┏━━

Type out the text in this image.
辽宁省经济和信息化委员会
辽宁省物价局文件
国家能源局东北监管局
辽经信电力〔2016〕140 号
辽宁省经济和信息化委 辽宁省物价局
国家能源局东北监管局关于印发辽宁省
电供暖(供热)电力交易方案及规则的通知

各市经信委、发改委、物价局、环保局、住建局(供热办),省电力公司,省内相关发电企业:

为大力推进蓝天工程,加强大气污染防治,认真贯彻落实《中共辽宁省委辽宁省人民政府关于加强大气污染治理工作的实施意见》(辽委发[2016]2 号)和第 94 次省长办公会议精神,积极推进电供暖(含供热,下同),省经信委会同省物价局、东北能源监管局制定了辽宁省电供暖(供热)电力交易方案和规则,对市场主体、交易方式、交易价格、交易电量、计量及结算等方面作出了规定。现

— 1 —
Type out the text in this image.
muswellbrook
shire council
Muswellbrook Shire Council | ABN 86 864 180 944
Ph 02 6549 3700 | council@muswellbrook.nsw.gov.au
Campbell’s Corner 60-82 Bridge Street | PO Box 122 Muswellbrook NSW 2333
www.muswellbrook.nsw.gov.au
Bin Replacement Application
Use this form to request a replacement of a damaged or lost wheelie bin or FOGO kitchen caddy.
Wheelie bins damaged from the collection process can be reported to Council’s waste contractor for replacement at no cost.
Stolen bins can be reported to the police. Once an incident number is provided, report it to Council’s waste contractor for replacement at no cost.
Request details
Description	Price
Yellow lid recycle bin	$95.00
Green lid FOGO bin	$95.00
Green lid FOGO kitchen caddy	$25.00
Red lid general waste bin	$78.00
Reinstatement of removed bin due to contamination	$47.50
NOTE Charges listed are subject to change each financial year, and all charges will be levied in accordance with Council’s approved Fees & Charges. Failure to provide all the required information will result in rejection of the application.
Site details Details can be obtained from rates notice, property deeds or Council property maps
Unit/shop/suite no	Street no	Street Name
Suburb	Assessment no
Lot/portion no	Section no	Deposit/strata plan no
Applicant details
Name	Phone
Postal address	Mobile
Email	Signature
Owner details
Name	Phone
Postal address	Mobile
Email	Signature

┗━━

**Written problem**
Provide the count, and nothing else, of lines in the data above where the word "Street" occurs.

**Reply to the task**
2